Figure 2 shows the Raman spectra of Nd-Y/HgSe and Nd-Y/Se systems. As with the LTL/HgSe, the peaks at 168 and 192 cm−1 for Nd-Y/HgSe can be associated with the formation of Hg-Se nanoclusters in the pores of Nd-Y, whereas the peak near 238 cm−1 can be assigned to disordered Se chains6 or polyselenide anions such as \( {\text{Se}}_{\text{2}}^{ - 2} \).[20]
Fig. 2

Raman spectra of NdY/Se and NdY/HgSe systems

3 XRD and the Rietveld Refinement

Zeolites, LTL, and Nd-Y have well-organized structures resulting in well-resolved and sharp Bragg reflections.[21, 22, 23, 24, 25] Incorporation of nanoclusters, however, changes Bragg intensities of the zeolite XRDs without giving rise to new peaks. This indicates that the zeolite framework symmetries remain intact with the incorporation of Hg and Se atoms, and these atoms occupy well-defined positions in the framework. It should be noted that if the nanocluster symmetry is everywhere different from the host, extra intensities will appear. However, incorporation of nanoclusters introduces significant diffuse scattering under the Bragg peaks, indicating disorder within the individual clusters representing deviations from the average structure obtained by the Rietveld analysis. This diffuse scattering background was subtracted for the Rietveld analysis.

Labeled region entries
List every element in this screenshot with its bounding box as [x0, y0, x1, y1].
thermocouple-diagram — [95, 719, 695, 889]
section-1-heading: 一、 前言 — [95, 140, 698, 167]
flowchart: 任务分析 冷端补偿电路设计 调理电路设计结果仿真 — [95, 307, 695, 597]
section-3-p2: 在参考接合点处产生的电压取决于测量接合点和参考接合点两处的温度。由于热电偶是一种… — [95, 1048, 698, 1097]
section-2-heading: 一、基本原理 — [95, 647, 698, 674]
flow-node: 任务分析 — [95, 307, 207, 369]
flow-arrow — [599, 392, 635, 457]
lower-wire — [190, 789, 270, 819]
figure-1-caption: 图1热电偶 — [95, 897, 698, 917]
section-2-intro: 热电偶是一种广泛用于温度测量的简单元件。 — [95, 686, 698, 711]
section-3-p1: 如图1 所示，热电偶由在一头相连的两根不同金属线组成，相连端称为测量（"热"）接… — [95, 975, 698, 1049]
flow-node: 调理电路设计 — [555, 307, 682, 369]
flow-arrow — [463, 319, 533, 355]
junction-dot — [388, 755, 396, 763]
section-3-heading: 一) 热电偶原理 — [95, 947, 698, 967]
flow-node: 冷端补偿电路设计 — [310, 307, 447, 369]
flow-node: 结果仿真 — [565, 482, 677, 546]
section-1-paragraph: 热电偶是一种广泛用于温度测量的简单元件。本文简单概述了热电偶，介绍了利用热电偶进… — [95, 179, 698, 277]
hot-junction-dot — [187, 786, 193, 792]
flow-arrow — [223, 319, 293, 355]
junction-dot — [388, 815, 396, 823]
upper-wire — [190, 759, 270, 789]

EXERCISE OBJECTIVE
Rewrite the zeolite text starting at "Zeolites, LTL, and" and ending at "for the Rietveld analysis.", swapping "Rietveld analysis" for "Rietveld refinement".

CORRECT OUTPUT
Zeolites, LTL, and Nd-Y have well-organized structures resulting in well-resolved and sharp Bragg reflections.[21, 22, 23, 24, 25] Incorporation of nanoclusters, however, changes Bragg intensities of the zeolite XRDs without giving rise to new peaks. This indicates that the zeolite framework symmetries remain intact with the incorporation of Hg and Se atoms, and these atoms occupy well-defined positions in the framework. It should be noted that if the nanocluster symmetry is everywhere different from the host, extra intensities will appear. However, incorporation of nanoclusters introduces significant diffuse scattering under the Bragg peaks, indicating disorder within the individual clusters representing deviations from the average structure obtained by the Rietveld refinement. This diffuse scattering background was subtracted for the Rietveld refinement.